● Written task
Reproduce all of the material word for word.

● Material for the task
# # # #

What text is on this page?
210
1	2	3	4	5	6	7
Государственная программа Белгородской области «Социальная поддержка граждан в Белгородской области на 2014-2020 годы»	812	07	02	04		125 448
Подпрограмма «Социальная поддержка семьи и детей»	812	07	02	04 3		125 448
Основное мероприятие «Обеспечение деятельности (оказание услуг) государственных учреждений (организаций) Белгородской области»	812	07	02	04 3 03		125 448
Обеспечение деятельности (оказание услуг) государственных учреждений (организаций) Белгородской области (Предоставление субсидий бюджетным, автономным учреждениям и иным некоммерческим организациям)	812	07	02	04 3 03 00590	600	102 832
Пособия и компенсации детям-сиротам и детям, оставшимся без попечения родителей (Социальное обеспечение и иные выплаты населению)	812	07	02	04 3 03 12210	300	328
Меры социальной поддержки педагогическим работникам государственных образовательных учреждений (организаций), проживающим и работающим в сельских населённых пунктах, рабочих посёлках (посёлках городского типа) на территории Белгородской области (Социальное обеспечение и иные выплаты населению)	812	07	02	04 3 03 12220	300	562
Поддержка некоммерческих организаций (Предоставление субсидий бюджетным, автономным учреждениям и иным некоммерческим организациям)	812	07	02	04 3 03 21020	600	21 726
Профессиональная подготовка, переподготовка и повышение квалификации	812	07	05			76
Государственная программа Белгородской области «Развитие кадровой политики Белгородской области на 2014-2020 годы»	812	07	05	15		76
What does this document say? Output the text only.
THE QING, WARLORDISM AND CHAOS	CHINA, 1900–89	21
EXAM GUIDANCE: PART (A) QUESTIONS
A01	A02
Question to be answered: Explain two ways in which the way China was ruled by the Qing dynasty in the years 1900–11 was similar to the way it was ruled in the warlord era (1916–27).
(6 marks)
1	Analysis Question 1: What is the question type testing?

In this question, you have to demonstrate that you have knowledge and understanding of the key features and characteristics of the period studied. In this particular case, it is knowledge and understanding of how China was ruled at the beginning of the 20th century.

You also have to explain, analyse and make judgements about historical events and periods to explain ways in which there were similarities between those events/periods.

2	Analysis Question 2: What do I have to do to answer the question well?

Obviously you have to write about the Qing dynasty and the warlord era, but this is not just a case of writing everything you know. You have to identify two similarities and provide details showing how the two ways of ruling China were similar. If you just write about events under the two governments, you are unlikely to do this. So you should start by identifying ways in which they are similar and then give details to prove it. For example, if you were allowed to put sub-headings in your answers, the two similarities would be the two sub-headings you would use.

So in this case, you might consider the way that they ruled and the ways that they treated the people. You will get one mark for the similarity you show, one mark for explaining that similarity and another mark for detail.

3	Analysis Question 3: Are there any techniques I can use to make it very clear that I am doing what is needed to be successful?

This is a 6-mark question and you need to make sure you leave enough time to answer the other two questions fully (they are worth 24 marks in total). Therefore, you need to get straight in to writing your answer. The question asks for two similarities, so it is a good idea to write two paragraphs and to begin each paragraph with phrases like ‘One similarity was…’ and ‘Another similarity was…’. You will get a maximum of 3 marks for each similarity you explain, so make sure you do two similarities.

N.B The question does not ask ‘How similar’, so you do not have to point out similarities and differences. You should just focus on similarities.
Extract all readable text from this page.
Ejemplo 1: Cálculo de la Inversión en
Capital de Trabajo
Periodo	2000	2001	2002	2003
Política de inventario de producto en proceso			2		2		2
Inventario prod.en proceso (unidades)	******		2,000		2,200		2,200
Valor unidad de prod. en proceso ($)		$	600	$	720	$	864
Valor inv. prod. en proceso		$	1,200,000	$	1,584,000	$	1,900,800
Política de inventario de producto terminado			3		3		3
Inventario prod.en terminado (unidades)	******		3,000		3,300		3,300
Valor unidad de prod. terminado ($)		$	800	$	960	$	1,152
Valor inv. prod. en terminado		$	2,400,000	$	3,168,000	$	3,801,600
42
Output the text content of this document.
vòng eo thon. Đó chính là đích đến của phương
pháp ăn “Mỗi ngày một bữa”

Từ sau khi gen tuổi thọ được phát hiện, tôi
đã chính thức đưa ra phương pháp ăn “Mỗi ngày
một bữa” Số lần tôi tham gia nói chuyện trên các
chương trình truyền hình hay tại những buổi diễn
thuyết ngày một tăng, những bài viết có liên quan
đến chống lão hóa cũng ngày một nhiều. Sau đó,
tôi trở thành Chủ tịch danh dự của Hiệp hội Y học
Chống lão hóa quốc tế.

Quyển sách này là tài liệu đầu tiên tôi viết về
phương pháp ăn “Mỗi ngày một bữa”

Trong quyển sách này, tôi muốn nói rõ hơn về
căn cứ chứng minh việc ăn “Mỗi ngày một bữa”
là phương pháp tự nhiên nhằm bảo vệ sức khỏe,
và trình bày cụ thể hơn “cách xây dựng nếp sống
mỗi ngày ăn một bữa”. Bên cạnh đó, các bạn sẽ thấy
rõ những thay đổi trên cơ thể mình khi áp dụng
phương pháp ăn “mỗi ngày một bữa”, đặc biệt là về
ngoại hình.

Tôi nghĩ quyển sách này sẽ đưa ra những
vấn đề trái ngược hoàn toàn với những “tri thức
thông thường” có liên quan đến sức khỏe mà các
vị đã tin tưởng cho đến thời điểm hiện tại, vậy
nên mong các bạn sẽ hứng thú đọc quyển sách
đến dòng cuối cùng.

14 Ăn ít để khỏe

# # # #

● Final answer
What text is on this page?
210
1	2	3	4	5	6	7
Государственная программа Белгородской области «Социальная поддержка граждан в Белгородской области на 2014-2020 годы»	812	07	02	04		125 448
Подпрограмма «Социальная поддержка семьи и детей»	812	07	02	04 3		125 448
Основное мероприятие «Обеспечение деятельности (оказание услуг) государственных учреждений (организаций) Белгородской области»	812	07	02	04 3 03		125 448
Обеспечение деятельности (оказание услуг) государственных учреждений (организаций) Белгородской области (Предоставление субсидий бюджетным, автономным учреждениям и иным некоммерческим организациям)	812	07	02	04 3 03 00590	600	102 832
Пособия и компенсации детям-сиротам и детям, оставшимся без попечения родителей (Социальное обеспечение и иные выплаты населению)	812	07	02	04 3 03 12210	300	328
Меры социальной поддержки педагогическим работникам государственных образовательных учреждений (организаций), проживающим и работающим в сельских населённых пунктах, рабочих посёлках (посёлках городского типа) на территории Белгородской области (Социальное обеспечение и иные выплаты населению)	812	07	02	04 3 03 12220	300	562
Поддержка некоммерческих организаций (Предоставление субсидий бюджетным, автономным учреждениям и иным некоммерческим организациям)	812	07	02	04 3 03 21020	600	21 726
Профессиональная подготовка, переподготовка и повышение квалификации	812	07	05			76
Государственная программа Белгородской области «Развитие кадровой политики Белгородской области на 2014-2020 годы»	812	07	05	15		76
What does this document say? Output the text only.
THE QING, WARLORDISM AND CHAOS	CHINA, 1900–89	21
EXAM GUIDANCE: PART (A) QUESTIONS
A01	A02
Question to be answered: Explain two ways in which the way China was ruled by the Qing dynasty in the years 1900–11 was similar to the way it was ruled in the warlord era (1916–27).
(6 marks)
1	Analysis Question 1: What is the question type testing?

In this question, you have to demonstrate that you have knowledge and understanding of the key features and characteristics of the period studied. In this particular case, it is knowledge and understanding of how China was ruled at the beginning of the 20th century.

You also have to explain, analyse and make judgements about historical events and periods to explain ways in which there were similarities between those events/periods.

2	Analysis Question 2: What do I have to do to answer the question well?

Obviously you have to write about the Qing dynasty and the warlord era, but this is not just a case of writing everything you know. You have to identify two similarities and provide details showing how the two ways of ruling China were similar. If you just write about events under the two governments, you are unlikely to do this. So you should start by identifying ways in which they are similar and then give details to prove it. For example, if you were allowed to put sub-headings in your answers, the two similarities would be the two sub-headings you would use.

So in this case, you might consider the way that they ruled and the ways that they treated the people. You will get one mark for the similarity you show, one mark for explaining that similarity and another mark for detail.

3	Analysis Question 3: Are there any techniques I can use to make it very clear that I am doing what is needed to be successful?

This is a 6-mark question and you need to make sure you leave enough time to answer the other two questions fully (they are worth 24 marks in total). Therefore, you need to get straight in to writing your answer. The question asks for two similarities, so it is a good idea to write two paragraphs and to begin each paragraph with phrases like ‘One similarity was…’ and ‘Another similarity was…’. You will get a maximum of 3 marks for each similarity you explain, so make sure you do two similarities.

N.B The question does not ask ‘How similar’, so you do not have to point out similarities and differences. You should just focus on similarities.
Extract all readable text from this page.
Ejemplo 1: Cálculo de la Inversión en
Capital de Trabajo
Periodo	2000	2001	2002	2003
Política de inventario de producto en proceso			2		2		2
Inventario prod.en proceso (unidades)	******		2,000		2,200		2,200
Valor unidad de prod. en proceso ($)		$	600	$	720	$	864
Valor inv. prod. en proceso		$	1,200,000	$	1,584,000	$	1,900,800
Política de inventario de producto terminado			3		3		3
Inventario prod.en terminado (unidades)	******		3,000		3,300		3,300
Valor unidad de prod. terminado ($)		$	800	$	960	$	1,152
Valor inv. prod. en terminado		$	2,400,000	$	3,168,000	$	3,801,600
42
Output the text content of this document.
vòng eo thon. Đó chính là đích đến của phương
pháp ăn “Mỗi ngày một bữa”

Từ sau khi gen tuổi thọ được phát hiện, tôi
đã chính thức đưa ra phương pháp ăn “Mỗi ngày
một bữa” Số lần tôi tham gia nói chuyện trên các
chương trình truyền hình hay tại những buổi diễn
thuyết ngày một tăng, những bài viết có liên quan
đến chống lão hóa cũng ngày một nhiều. Sau đó,
tôi trở thành Chủ tịch danh dự của Hiệp hội Y học
Chống lão hóa quốc tế.

Quyển sách này là tài liệu đầu tiên tôi viết về
phương pháp ăn “Mỗi ngày một bữa”

Trong quyển sách này, tôi muốn nói rõ hơn về
căn cứ chứng minh việc ăn “Mỗi ngày một bữa”
là phương pháp tự nhiên nhằm bảo vệ sức khỏe,
và trình bày cụ thể hơn “cách xây dựng nếp sống
mỗi ngày ăn một bữa”. Bên cạnh đó, các bạn sẽ thấy
rõ những thay đổi trên cơ thể mình khi áp dụng
phương pháp ăn “mỗi ngày một bữa”, đặc biệt là về
ngoại hình.

Tôi nghĩ quyển sách này sẽ đưa ra những
vấn đề trái ngược hoàn toàn với những “tri thức
thông thường” có liên quan đến sức khỏe mà các
vị đã tin tưởng cho đến thời điểm hiện tại, vậy
nên mong các bạn sẽ hứng thú đọc quyển sách
đến dòng cuối cùng.

14 Ăn ít để khỏe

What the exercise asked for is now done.